## EXERCISE DIRECTIONS
Without omitting anything, retype the data that follows.

++++ AVAILABLE RECORDS ++++

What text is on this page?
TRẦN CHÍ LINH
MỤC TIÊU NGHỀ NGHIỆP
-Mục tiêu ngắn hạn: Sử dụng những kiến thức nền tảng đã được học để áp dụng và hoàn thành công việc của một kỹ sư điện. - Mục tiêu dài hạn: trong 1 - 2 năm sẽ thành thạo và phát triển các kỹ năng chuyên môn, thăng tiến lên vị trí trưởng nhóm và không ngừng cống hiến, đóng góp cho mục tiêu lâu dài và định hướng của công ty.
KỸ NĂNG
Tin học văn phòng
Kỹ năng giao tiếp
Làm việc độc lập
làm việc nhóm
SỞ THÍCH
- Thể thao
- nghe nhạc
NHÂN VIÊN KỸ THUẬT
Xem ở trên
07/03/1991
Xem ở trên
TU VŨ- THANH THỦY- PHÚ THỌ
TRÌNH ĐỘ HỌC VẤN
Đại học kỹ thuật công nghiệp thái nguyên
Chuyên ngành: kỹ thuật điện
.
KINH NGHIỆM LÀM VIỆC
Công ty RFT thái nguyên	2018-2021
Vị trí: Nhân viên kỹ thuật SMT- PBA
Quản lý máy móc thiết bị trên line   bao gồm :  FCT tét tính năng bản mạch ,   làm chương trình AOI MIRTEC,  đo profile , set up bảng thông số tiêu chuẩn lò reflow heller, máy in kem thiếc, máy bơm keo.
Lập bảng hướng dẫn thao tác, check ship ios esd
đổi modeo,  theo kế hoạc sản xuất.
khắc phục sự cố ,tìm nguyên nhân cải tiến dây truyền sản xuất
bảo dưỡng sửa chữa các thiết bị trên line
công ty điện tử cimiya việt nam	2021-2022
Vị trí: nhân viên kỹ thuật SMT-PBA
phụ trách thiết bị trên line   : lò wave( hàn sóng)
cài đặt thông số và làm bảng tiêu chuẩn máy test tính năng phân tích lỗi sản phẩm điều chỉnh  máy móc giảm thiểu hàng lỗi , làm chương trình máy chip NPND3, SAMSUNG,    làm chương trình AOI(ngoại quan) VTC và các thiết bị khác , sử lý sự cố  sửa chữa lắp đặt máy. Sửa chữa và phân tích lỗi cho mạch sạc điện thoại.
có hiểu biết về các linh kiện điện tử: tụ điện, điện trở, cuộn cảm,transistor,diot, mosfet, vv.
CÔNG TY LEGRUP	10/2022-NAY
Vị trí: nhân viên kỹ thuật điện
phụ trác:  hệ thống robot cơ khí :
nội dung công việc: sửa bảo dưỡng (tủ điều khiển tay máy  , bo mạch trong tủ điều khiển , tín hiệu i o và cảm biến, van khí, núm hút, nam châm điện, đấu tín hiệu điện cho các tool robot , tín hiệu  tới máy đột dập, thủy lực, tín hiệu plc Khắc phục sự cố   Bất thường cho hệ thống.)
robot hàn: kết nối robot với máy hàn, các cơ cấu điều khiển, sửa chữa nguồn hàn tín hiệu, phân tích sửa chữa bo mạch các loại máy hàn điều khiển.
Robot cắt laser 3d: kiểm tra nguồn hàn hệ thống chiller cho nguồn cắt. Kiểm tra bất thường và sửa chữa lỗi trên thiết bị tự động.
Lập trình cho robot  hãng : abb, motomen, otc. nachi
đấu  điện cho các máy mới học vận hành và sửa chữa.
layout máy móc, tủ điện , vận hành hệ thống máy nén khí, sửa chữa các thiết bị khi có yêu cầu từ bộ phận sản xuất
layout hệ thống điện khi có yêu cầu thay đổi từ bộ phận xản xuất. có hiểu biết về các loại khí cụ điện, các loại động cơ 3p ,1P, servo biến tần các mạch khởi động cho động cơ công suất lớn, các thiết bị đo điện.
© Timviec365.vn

++++

## EXERCISE RESULT
What text is on this page?
TRẦN CHÍ LINH
MỤC TIÊU NGHỀ NGHIỆP
-Mục tiêu ngắn hạn: Sử dụng những kiến thức nền tảng đã được học để áp dụng và hoàn thành công việc của một kỹ sư điện. - Mục tiêu dài hạn: trong 1 - 2 năm sẽ thành thạo và phát triển các kỹ năng chuyên môn, thăng tiến lên vị trí trưởng nhóm và không ngừng cống hiến, đóng góp cho mục tiêu lâu dài và định hướng của công ty.
KỸ NĂNG
Tin học văn phòng
Kỹ năng giao tiếp
Làm việc độc lập
làm việc nhóm
SỞ THÍCH
- Thể thao
- nghe nhạc
NHÂN VIÊN KỸ THUẬT
Xem ở trên
07/03/1991
Xem ở trên
TU VŨ- THANH THỦY- PHÚ THỌ
TRÌNH ĐỘ HỌC VẤN
Đại học kỹ thuật công nghiệp thái nguyên
Chuyên ngành: kỹ thuật điện
.
KINH NGHIỆM LÀM VIỆC
Công ty RFT thái nguyên	2018-2021
Vị trí: Nhân viên kỹ thuật SMT- PBA
Quản lý máy móc thiết bị trên line   bao gồm :  FCT tét tính năng bản mạch ,   làm chương trình AOI MIRTEC,  đo profile , set up bảng thông số tiêu chuẩn lò reflow heller, máy in kem thiếc, máy bơm keo.
Lập bảng hướng dẫn thao tác, check ship ios esd
đổi modeo,  theo kế hoạc sản xuất.
khắc phục sự cố ,tìm nguyên nhân cải tiến dây truyền sản xuất
bảo dưỡng sửa chữa các thiết bị trên line
công ty điện tử cimiya việt nam	2021-2022
Vị trí: nhân viên kỹ thuật SMT-PBA
phụ trách thiết bị trên line   : lò wave( hàn sóng)
cài đặt thông số và làm bảng tiêu chuẩn máy test tính năng phân tích lỗi sản phẩm điều chỉnh  máy móc giảm thiểu hàng lỗi , làm chương trình máy chip NPND3, SAMSUNG,    làm chương trình AOI(ngoại quan) VTC và các thiết bị khác , sử lý sự cố  sửa chữa lắp đặt máy. Sửa chữa và phân tích lỗi cho mạch sạc điện thoại.
có hiểu biết về các linh kiện điện tử: tụ điện, điện trở, cuộn cảm,transistor,diot, mosfet, vv.
CÔNG TY LEGRUP	10/2022-NAY
Vị trí: nhân viên kỹ thuật điện
phụ trác:  hệ thống robot cơ khí :
nội dung công việc: sửa bảo dưỡng (tủ điều khiển tay máy  , bo mạch trong tủ điều khiển , tín hiệu i o và cảm biến, van khí, núm hút, nam châm điện, đấu tín hiệu điện cho các tool robot , tín hiệu  tới máy đột dập, thủy lực, tín hiệu plc Khắc phục sự cố   Bất thường cho hệ thống.)
robot hàn: kết nối robot với máy hàn, các cơ cấu điều khiển, sửa chữa nguồn hàn tín hiệu, phân tích sửa chữa bo mạch các loại máy hàn điều khiển.
Robot cắt laser 3d: kiểm tra nguồn hàn hệ thống chiller cho nguồn cắt. Kiểm tra bất thường và sửa chữa lỗi trên thiết bị tự động.
Lập trình cho robot  hãng : abb, motomen, otc. nachi
đấu  điện cho các máy mới học vận hành và sửa chữa.
layout máy móc, tủ điện , vận hành hệ thống máy nén khí, sửa chữa các thiết bị khi có yêu cầu từ bộ phận sản xuất
layout hệ thống điện khi có yêu cầu thay đổi từ bộ phận xản xuất. có hiểu biết về các loại khí cụ điện, các loại động cơ 3p ,1P, servo biến tần các mạch khởi động cho động cơ công suất lớn, các thiết bị đo điện.
© Timviec365.vn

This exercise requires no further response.